- AUFGABEN:
**a)** Fasse den Abschnitt des Lesetexts, der mit „def cronbach_alpha(df):“ beginnt, als kurze Liste seiner Rechenschritte zusammen.
**b)** Entscheide für jede Aussage, ob sie mit dem Lesetext übereinstimmt, und belege jedes Ja oder Nein mit einem wörtlichen Zitat: (i) Die Liste der Conditions umfasst vier Einträge. (ii) Für „Gestaltung“ werden die Antworten gemittelt. (iii) Gibt es für eine Condition keine Daten, wird eine Meldung ausgegeben und die Condition übersprungen.
**c)** Nach welchen Spalten werden die Antworten im Lesetext für jede Skala gruppiert?

- LESETEXT:

========================================

Informationsverständnis = (
    questionaires.filter(pl.col("Question").is_in(information_question))
    .group_by(["PersonID", "Condition"])
    .agg((pl.col("Answer").cast(float).sum()).alias("Informationsverständnis"))
)

Gestaltung = (
    questionaires.filter(pl.col("Question").is_in(visual_question))
    .group_by(["PersonID", "Condition"])
    .agg((pl.col("Answer").cast(float).sum()).alias("Gestaltung"))
)

social_score = (
    questionaires.filter(pl.col("Question").is_in(social_questions))
    .group_by(["PersonID", "Condition"])
    .agg((pl.col("Answer").cast(float).sum()).alias("Soziale Präsenz"))
)

Motivation = (
    questionaires.filter(pl.col("Question").is_in(motivation_questions))
    .group_by(["PersonID", "Condition"])
    .agg((pl.col("Answer").cast(float).sum()).alias("Motivation"))
)

### Cronbachs Alpha für die einzelnen Conditions

In [None]:
def cronbach_alpha(df):
    item_variances = df.var(axis=0, ddof=1)
    total_variances = df.sum(axis=1).var(ddof=1)
    number_of_items = len(item_variances)
    return (number_of_items / (number_of_items - 1)) * (1 - item_variances.sum() / total_variances)

def calculate_cronbach_for_conditions(df, conditions, scale_name):
    for cond in conditions:
        df_cond = df[df["Condition"] == cond]
        if df_cond.empty:
            print(f"Keine Daten für Condition: {cond}")
            continue
        df_pivot = df_cond.pivot(index='PersonID', columns='left', values='Answer')
        alpha = cronbach_alpha(df_pivot).round(2)
        print(f"Cronbach's Alpha for {scale_name} in {cond}: {alpha}")


# Definiere alle Conditions in einer Liste
conditions_list = ["ECA + Audio", "ECA + kein Audio", "UI + Audio", "UI + kein Audio"]


efficiancy_questions_df = questionaires.filter(pl.col("Question").is_in(efficiancy_questions))

========================================

Räumliche Annotationsdatensätze:

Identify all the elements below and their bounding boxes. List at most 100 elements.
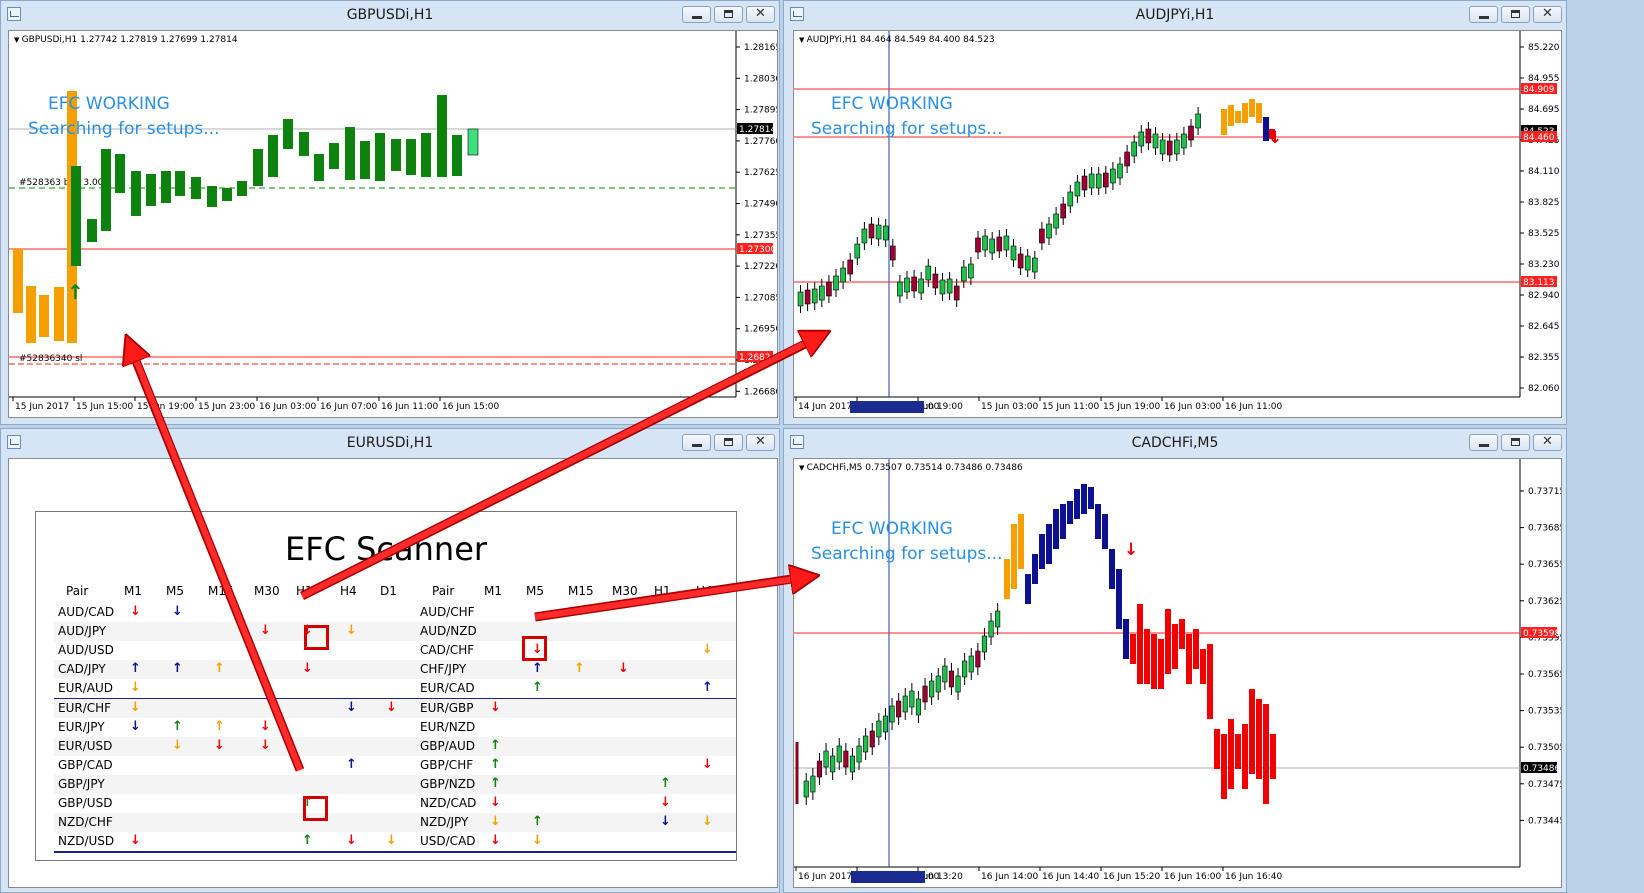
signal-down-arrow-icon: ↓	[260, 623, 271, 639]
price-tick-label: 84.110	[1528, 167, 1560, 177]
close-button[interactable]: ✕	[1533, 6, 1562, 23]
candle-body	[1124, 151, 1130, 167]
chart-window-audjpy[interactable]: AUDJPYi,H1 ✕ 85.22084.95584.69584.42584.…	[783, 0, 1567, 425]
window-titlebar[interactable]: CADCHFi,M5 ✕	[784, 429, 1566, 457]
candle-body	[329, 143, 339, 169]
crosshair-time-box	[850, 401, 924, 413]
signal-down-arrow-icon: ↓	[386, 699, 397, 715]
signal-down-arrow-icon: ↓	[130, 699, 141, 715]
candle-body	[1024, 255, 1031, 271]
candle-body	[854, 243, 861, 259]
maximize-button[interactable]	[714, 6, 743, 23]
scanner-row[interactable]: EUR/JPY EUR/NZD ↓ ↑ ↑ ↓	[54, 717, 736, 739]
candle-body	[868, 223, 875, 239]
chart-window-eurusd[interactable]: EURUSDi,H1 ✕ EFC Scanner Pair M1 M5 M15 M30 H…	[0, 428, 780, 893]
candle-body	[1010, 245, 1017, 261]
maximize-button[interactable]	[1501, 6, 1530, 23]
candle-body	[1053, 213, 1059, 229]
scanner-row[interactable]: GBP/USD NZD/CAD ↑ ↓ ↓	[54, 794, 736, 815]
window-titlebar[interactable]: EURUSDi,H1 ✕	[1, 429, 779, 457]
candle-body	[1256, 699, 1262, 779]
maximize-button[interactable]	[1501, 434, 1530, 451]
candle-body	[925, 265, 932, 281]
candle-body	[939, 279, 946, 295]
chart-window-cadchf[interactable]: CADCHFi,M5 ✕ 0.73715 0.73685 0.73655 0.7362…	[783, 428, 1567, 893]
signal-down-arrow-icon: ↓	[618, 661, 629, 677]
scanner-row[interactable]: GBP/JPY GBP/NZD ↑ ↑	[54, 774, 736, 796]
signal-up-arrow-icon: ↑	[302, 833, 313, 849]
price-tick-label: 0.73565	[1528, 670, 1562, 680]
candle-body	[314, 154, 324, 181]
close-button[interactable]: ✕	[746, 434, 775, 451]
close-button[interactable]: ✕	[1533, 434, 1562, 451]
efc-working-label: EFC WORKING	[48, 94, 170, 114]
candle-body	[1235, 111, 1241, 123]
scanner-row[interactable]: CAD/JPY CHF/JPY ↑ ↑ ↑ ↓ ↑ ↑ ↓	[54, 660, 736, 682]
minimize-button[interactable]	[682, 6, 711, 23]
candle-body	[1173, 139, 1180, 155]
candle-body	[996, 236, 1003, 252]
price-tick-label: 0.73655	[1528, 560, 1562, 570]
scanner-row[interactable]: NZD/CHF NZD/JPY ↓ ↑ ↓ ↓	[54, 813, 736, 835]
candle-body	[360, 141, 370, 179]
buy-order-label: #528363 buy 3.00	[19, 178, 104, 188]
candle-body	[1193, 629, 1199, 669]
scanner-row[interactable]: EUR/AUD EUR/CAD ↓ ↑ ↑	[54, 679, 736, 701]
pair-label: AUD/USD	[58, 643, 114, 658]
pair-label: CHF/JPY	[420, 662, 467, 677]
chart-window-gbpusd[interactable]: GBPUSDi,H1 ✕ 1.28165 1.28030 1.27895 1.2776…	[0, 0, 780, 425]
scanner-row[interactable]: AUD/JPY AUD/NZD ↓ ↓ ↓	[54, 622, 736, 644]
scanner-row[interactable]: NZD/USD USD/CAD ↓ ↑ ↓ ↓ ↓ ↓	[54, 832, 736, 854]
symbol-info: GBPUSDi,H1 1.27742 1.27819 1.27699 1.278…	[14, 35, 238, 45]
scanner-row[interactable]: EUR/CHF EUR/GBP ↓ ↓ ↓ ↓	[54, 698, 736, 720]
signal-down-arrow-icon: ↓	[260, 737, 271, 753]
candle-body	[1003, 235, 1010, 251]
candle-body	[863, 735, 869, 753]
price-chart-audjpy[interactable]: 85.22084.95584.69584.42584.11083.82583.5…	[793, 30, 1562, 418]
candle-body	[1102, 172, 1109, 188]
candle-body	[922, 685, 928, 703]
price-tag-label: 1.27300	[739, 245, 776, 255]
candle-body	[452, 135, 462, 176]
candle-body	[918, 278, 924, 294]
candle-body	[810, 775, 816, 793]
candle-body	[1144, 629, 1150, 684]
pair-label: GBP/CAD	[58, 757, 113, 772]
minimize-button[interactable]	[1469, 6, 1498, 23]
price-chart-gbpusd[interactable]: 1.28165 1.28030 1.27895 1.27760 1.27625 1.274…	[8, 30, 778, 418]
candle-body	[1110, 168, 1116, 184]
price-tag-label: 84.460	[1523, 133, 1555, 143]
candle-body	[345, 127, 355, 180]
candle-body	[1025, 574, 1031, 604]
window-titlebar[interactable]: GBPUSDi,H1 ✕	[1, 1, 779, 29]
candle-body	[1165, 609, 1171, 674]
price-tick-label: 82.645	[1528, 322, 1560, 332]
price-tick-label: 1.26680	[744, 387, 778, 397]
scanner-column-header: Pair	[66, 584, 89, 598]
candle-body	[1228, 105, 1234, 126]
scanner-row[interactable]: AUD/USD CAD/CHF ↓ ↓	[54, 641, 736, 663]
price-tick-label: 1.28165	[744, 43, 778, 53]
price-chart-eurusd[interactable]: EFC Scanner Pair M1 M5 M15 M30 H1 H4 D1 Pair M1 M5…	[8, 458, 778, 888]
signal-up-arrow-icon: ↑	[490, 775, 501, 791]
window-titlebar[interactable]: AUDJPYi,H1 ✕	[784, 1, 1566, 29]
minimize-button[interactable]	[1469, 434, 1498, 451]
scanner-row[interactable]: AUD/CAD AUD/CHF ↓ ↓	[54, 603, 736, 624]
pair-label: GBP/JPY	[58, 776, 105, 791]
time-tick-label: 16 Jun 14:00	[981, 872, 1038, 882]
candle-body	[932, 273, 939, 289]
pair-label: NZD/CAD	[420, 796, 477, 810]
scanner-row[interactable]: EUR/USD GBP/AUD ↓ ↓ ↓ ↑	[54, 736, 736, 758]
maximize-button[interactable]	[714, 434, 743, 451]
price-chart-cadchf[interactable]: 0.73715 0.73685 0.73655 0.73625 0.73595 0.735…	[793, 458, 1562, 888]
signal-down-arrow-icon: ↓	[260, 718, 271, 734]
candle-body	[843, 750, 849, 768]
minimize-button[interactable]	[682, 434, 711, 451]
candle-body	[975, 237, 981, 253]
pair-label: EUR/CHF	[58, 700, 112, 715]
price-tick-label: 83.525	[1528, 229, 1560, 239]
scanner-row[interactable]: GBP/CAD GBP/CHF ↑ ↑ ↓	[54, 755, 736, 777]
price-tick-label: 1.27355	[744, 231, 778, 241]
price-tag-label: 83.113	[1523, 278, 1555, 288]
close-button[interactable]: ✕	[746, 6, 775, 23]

========================================

- LÖSUNGEN:
**a)**
- Varianz jeder Spalte berechnen (axis=0, ddof=1)
- Varianz der Zeilensummen berechnen (ddof=1)
- Anzahl der Items als Anzahl der Spaltenvarianzen bestimmen
- Ergebnis zurückgeben: (Anzahl / (Anzahl − 1)) × (1 − Summe der Itemvarianzen / Varianz der Zeilensummen)

**b)**
(i) Ja: „conditions_list = ["ECA + Audio", "ECA + kein Audio", "UI + Audio", "UI + kein Audio"]“
(ii) Nein: „.agg((pl.col("Answer").cast(float).sum()).alias("Gestaltung"))“
(iii) Ja: „print(f"Keine Daten für Condition: {cond}")“ und „continue“

**c)** Nach „PersonID“ und „Condition“.